Aim: Transcribe all the entries word for word, omitting any pictures they contain.

Records supplied:

++++++++++

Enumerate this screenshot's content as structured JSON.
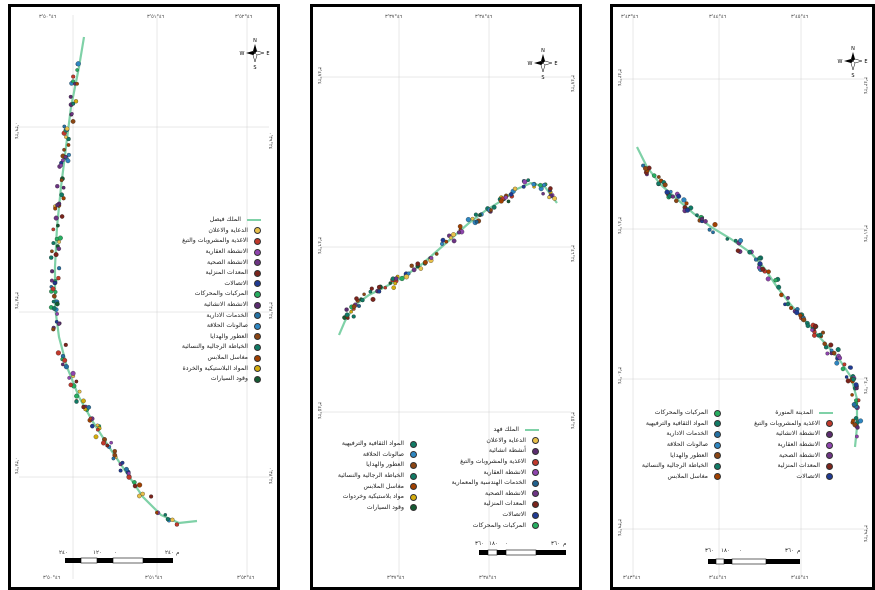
{
  "colors": {
    "road": "#7fd1a7",
    "frame": "#000000",
    "grid": "#d0d0d0"
  },
  "panels": [
    {
      "id": "left",
      "road_name": "الملك فيصل",
      "top_ticks": [
        "٤٦°٥٠'٣",
        "٤٦°٥١'٣",
        "٤٦°٥٢'٣"
      ],
      "bottom_ticks": [
        "٤٦°٥٠'٣",
        "٤٦°٥١'٣",
        "٤٦°٥٢'٣"
      ],
      "left_ticks": [
        "٢٤°٣٩'٠",
        "٢٤°٣٨'٣",
        "٢٤°٣٨'٠",
        "٢٤°٣٧'٣"
      ],
      "right_ticks": [
        "٢٤°٣٩'٠",
        "٢٤°٣٨'٣",
        "٢٤°٣٨'٠",
        "٢٤°٣٧'٣"
      ],
      "scale_labels": [
        "٢٤٠",
        "١٢٠",
        "٠",
        "٢٤٠"
      ],
      "scale_unit": "م",
      "legend": [
        {
          "label": "الدعاية والاعلان",
          "color": "#e8c04a"
        },
        {
          "label": "الاغذية والمشروبات والتبغ",
          "color": "#c0392b"
        },
        {
          "label": "الانشطة العقارية",
          "color": "#8e44ad"
        },
        {
          "label": "الانشطة الصحية",
          "color": "#6c3483"
        },
        {
          "label": "المعدات المنزلية",
          "color": "#7b241c"
        },
        {
          "label": "الاتصالات",
          "color": "#1f3a93"
        },
        {
          "label": "المركبات والمحركات",
          "color": "#27ae60"
        },
        {
          "label": "الانشطة الانشائية",
          "color": "#5b2c6f"
        },
        {
          "label": "الخدمات الادارية",
          "color": "#2471a3"
        },
        {
          "label": "صالونات الحلاقة",
          "color": "#2e86c1"
        },
        {
          "label": "العطور والهدايا",
          "color": "#8b4513"
        },
        {
          "label": "الخياطة الرجالية والنسائية",
          "color": "#117a65"
        },
        {
          "label": "مغاسل الملابس",
          "color": "#a04000"
        },
        {
          "label": "المواد البلاستيكية والخردة",
          "color": "#d4ac0d"
        },
        {
          "label": "وقود السيارات",
          "color": "#145a32"
        }
      ]
    },
    {
      "id": "middle",
      "road_name": "الملك فهد",
      "top_ticks": [
        "٤٦°٣٧'٣",
        "٤٦°٣٨'٣"
      ],
      "bottom_ticks": [
        "٤٦°٣٧'٣",
        "٤٦°٣٨'٣"
      ],
      "left_ticks": [
        "٢٤°٤٧'٣",
        "٢٤°٤٦'٣",
        "٢٤°٤٥'٣"
      ],
      "right_ticks": [
        "٢٤°٤٧'٣",
        "٢٤°٤٦'٣",
        "٢٤°٤٥'٣"
      ],
      "scale_labels": [
        "٣٦٠",
        "١٨٠",
        "٠",
        "٣٦٠"
      ],
      "scale_unit": "م",
      "legend_right": [
        {
          "label": "الدعاية والاعلان",
          "color": "#e8c04a"
        },
        {
          "label": "أنشطة انشائية",
          "color": "#5b2c6f"
        },
        {
          "label": "الاغذية والمشروبات والتبغ",
          "color": "#c0392b"
        },
        {
          "label": "الانشطة العقارية",
          "color": "#8e44ad"
        },
        {
          "label": "الخدمات الهندسية والمعمارية",
          "color": "#1f618d"
        },
        {
          "label": "الانشطة الصحية",
          "color": "#6c3483"
        },
        {
          "label": "المعدات المنزلية",
          "color": "#7b241c"
        },
        {
          "label": "الاتصالات",
          "color": "#1f3a93"
        },
        {
          "label": "المركبات والمحركات",
          "color": "#27ae60"
        }
      ],
      "legend_left": [
        {
          "label": "المواد الثقافية والترفيهية",
          "color": "#117a65"
        },
        {
          "label": "صالونات الحلاقة",
          "color": "#2e86c1"
        },
        {
          "label": "العطور والهدايا",
          "color": "#8b4513"
        },
        {
          "label": "الخياطة الرجالية والنسائية",
          "color": "#117a65"
        },
        {
          "label": "مغاسل الملابس",
          "color": "#a04000"
        },
        {
          "label": "مواد بلاستيكية وخردوات",
          "color": "#d4ac0d"
        },
        {
          "label": "وقود السيارات",
          "color": "#145a32"
        }
      ]
    },
    {
      "id": "right",
      "road_name": "المدينة المنورة",
      "top_ticks": [
        "٤٦°٤٣'٣",
        "٤٦°٤٤'٣",
        "٤٦°٤٥'٣"
      ],
      "bottom_ticks": [
        "٤٦°٤٣'٣",
        "٤٦°٤٤'٣",
        "٤٦°٤٥'٣"
      ],
      "left_ticks": [
        "٢٤°٤٢'٣",
        "٢٤°٤١'٣",
        "٢٤°٤٠'٣",
        "٢٤°٣٩'٣"
      ],
      "right_ticks": [
        "٢٤°٤٢'٣",
        "٢٤°٤١'٣",
        "٢٤°٤٠'٣",
        "٢٤°٣٩'٣"
      ],
      "scale_labels": [
        "٣٦٠",
        "١٨٠",
        "٠",
        "٣٦٠"
      ],
      "scale_unit": "م",
      "legend_right": [
        {
          "label": "الاغذية والمشروبات والتبغ",
          "color": "#c0392b"
        },
        {
          "label": "الانشطة الانشائية",
          "color": "#5b2c6f"
        },
        {
          "label": "الانشطة العقارية",
          "color": "#8e44ad"
        },
        {
          "label": "الانشطة الصحية",
          "color": "#6c3483"
        },
        {
          "label": "المعدات المنزلية",
          "color": "#7b241c"
        },
        {
          "label": "الاتصالات",
          "color": "#1f3a93"
        }
      ],
      "legend_left": [
        {
          "label": "المركبات والمحركات",
          "color": "#27ae60"
        },
        {
          "label": "المواد الثقافية والترفيهية",
          "color": "#117a65"
        },
        {
          "label": "الخدمات الادارية",
          "color": "#2471a3"
        },
        {
          "label": "صالونات الحلاقة",
          "color": "#2e86c1"
        },
        {
          "label": "العطور والهدايا",
          "color": "#8b4513"
        },
        {
          "label": "الخياطة الرجالية والنسائية",
          "color": "#117a65"
        },
        {
          "label": "مغاسل الملابس",
          "color": "#a04000"
        }
      ]
    }
  ],
  "north_arrow": {
    "n": "N",
    "s": "S",
    "e": "E",
    "w": "W"
  }
}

++++++++++

Result:
Enumerate this screenshot's content as structured JSON.
{
  "colors": {
    "road": "#7fd1a7",
    "frame": "#000000",
    "grid": "#d0d0d0"
  },
  "panels": [
    {
      "id": "left",
      "road_name": "الملك فيصل",
      "top_ticks": [
        "٤٦°٥٠'٣",
        "٤٦°٥١'٣",
        "٤٦°٥٢'٣"
      ],
      "bottom_ticks": [
        "٤٦°٥٠'٣",
        "٤٦°٥١'٣",
        "٤٦°٥٢'٣"
      ],
      "left_ticks": [
        "٢٤°٣٩'٠",
        "٢٤°٣٨'٣",
        "٢٤°٣٨'٠",
        "٢٤°٣٧'٣"
      ],
      "right_ticks": [
        "٢٤°٣٩'٠",
        "٢٤°٣٨'٣",
        "٢٤°٣٨'٠",
        "٢٤°٣٧'٣"
      ],
      "scale_labels": [
        "٢٤٠",
        "١٢٠",
        "٠",
        "٢٤٠"
      ],
      "scale_unit": "م",
      "legend": [
        {
          "label": "الدعاية والاعلان",
          "color": "#e8c04a"
        },
        {
          "label": "الاغذية والمشروبات والتبغ",
          "color": "#c0392b"
        },
        {
          "label": "الانشطة العقارية",
          "color": "#8e44ad"
        },
        {
          "label": "الانشطة الصحية",
          "color": "#6c3483"
        },
        {
          "label": "المعدات المنزلية",
          "color": "#7b241c"
        },
        {
          "label": "الاتصالات",
          "color": "#1f3a93"
        },
        {
          "label": "المركبات والمحركات",
          "color": "#27ae60"
        },
        {
          "label": "الانشطة الانشائية",
          "color": "#5b2c6f"
        },
        {
          "label": "الخدمات الادارية",
          "color": "#2471a3"
        },
        {
          "label": "صالونات الحلاقة",
          "color": "#2e86c1"
        },
        {
          "label": "العطور والهدايا",
          "color": "#8b4513"
        },
        {
          "label": "الخياطة الرجالية والنسائية",
          "color": "#117a65"
        },
        {
          "label": "مغاسل الملابس",
          "color": "#a04000"
        },
        {
          "label": "المواد البلاستيكية والخردة",
          "color": "#d4ac0d"
        },
        {
          "label": "وقود السيارات",
          "color": "#145a32"
        }
      ]
    },
    {
      "id": "middle",
      "road_name": "الملك فهد",
      "top_ticks": [
        "٤٦°٣٧'٣",
        "٤٦°٣٨'٣"
      ],
      "bottom_ticks": [
        "٤٦°٣٧'٣",
        "٤٦°٣٨'٣"
      ],
      "left_ticks": [
        "٢٤°٤٧'٣",
        "٢٤°٤٦'٣",
        "٢٤°٤٥'٣"
      ],
      "right_ticks": [
        "٢٤°٤٧'٣",
        "٢٤°٤٦'٣",
        "٢٤°٤٥'٣"
      ],
      "scale_labels": [
        "٣٦٠",
        "١٨٠",
        "٠",
        "٣٦٠"
      ],
      "scale_unit": "م",
      "legend_right": [
        {
          "label": "الدعاية والاعلان",
          "color": "#e8c04a"
        },
        {
          "label": "أنشطة انشائية",
          "color": "#5b2c6f"
        },
        {
          "label": "الاغذية والمشروبات والتبغ",
          "color": "#c0392b"
        },
        {
          "label": "الانشطة العقارية",
          "color": "#8e44ad"
        },
        {
          "label": "الخدمات الهندسية والمعمارية",
          "color": "#1f618d"
        },
        {
          "label": "الانشطة الصحية",
          "color": "#6c3483"
        },
        {
          "label": "المعدات المنزلية",
          "color": "#7b241c"
        },
        {
          "label": "الاتصالات",
          "color": "#1f3a93"
        },
        {
          "label": "المركبات والمحركات",
          "color": "#27ae60"
        }
      ],
      "legend_left": [
        {
          "label": "المواد الثقافية والترفيهية",
          "color": "#117a65"
        },
        {
          "label": "صالونات الحلاقة",
          "color": "#2e86c1"
        },
        {
          "label": "العطور والهدايا",
          "color": "#8b4513"
        },
        {
          "label": "الخياطة الرجالية والنسائية",
          "color": "#117a65"
        },
        {
          "label": "مغاسل الملابس",
          "color": "#a04000"
        },
        {
          "label": "مواد بلاستيكية وخردوات",
          "color": "#d4ac0d"
        },
        {
          "label": "وقود السيارات",
          "color": "#145a32"
        }
      ]
    },
    {
      "id": "right",
      "road_name": "المدينة المنورة",
      "top_ticks": [
        "٤٦°٤٣'٣",
        "٤٦°٤٤'٣",
        "٤٦°٤٥'٣"
      ],
      "bottom_ticks": [
        "٤٦°٤٣'٣",
        "٤٦°٤٤'٣",
        "٤٦°٤٥'٣"
      ],
      "left_ticks": [
        "٢٤°٤٢'٣",
        "٢٤°٤١'٣",
        "٢٤°٤٠'٣",
        "٢٤°٣٩'٣"
      ],
      "right_ticks": [
        "٢٤°٤٢'٣",
        "٢٤°٤١'٣",
        "٢٤°٤٠'٣",
        "٢٤°٣٩'٣"
      ],
      "scale_labels": [
        "٣٦٠",
        "١٨٠",
        "٠",
        "٣٦٠"
      ],
      "scale_unit": "م",
      "legend_right": [
        {
          "label": "الاغذية والمشروبات والتبغ",
          "color": "#c0392b"
        },
        {
          "label": "الانشطة الانشائية",
          "color": "#5b2c6f"
        },
        {
          "label": "الانشطة العقارية",
          "color": "#8e44ad"
        },
        {
          "label": "الانشطة الصحية",
          "color": "#6c3483"
        },
        {
          "label": "المعدات المنزلية",
          "color": "#7b241c"
        },
        {
          "label": "الاتصالات",
          "color": "#1f3a93"
        }
      ],
      "legend_left": [
        {
          "label": "المركبات والمحركات",
          "color": "#27ae60"
        },
        {
          "label": "المواد الثقافية والترفيهية",
          "color": "#117a65"
        },
        {
          "label": "الخدمات الادارية",
          "color": "#2471a3"
        },
        {
          "label": "صالونات الحلاقة",
          "color": "#2e86c1"
        },
        {
          "label": "العطور والهدايا",
          "color": "#8b4513"
        },
        {
          "label": "الخياطة الرجالية والنسائية",
          "color": "#117a65"
        },
        {
          "label": "مغاسل الملابس",
          "color": "#a04000"
        }
      ]
    }
  ],
  "north_arrow": {
    "n": "N",
    "s": "S",
    "e": "E",
    "w": "W"
  }
}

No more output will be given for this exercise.